## BEGIN DATA RECORDS

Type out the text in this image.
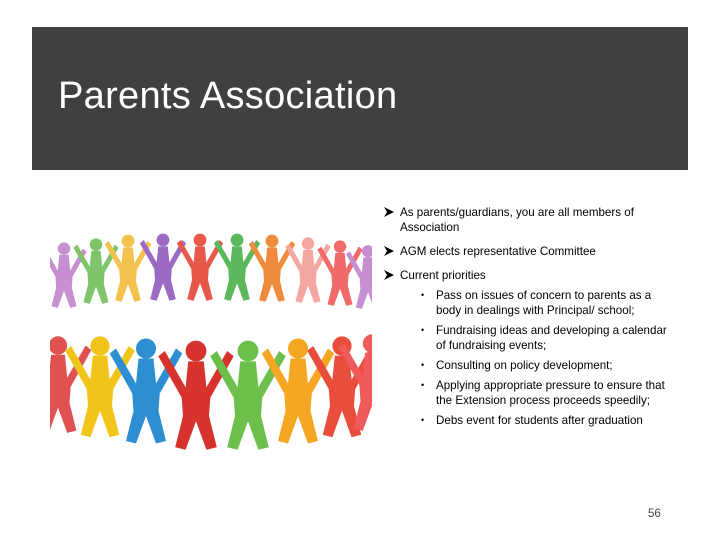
Parents Association
As parents/guardians, you are all members of Association
AGM elects representative Committee
Current priorities
• Pass on issues of concern to parents as a body in dealings with Principal/ school;
• Fundraising ideas and developing a calendar of fundraising events;
• Consulting on policy development;
• Applying appropriate pressure to ensure that the Extension process proceeds speedily;
• Debs event for students after graduation
56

## END DATA RECORDS

TASK DESCRIPTION: Leave out the pictures and return every record word for word.

REPLY TO THE EXERCISE:
Type out the text in this image.
Parents Association
As parents/guardians, you are all members of Association
AGM elects representative Committee
Current priorities
• Pass on issues of concern to parents as a body in dealings with Principal/ school;
• Fundraising ideas and developing a calendar of fundraising events;
• Consulting on policy development;
• Applying appropriate pressure to ensure that the Extension process proceeds speedily;
• Debs event for students after graduation
56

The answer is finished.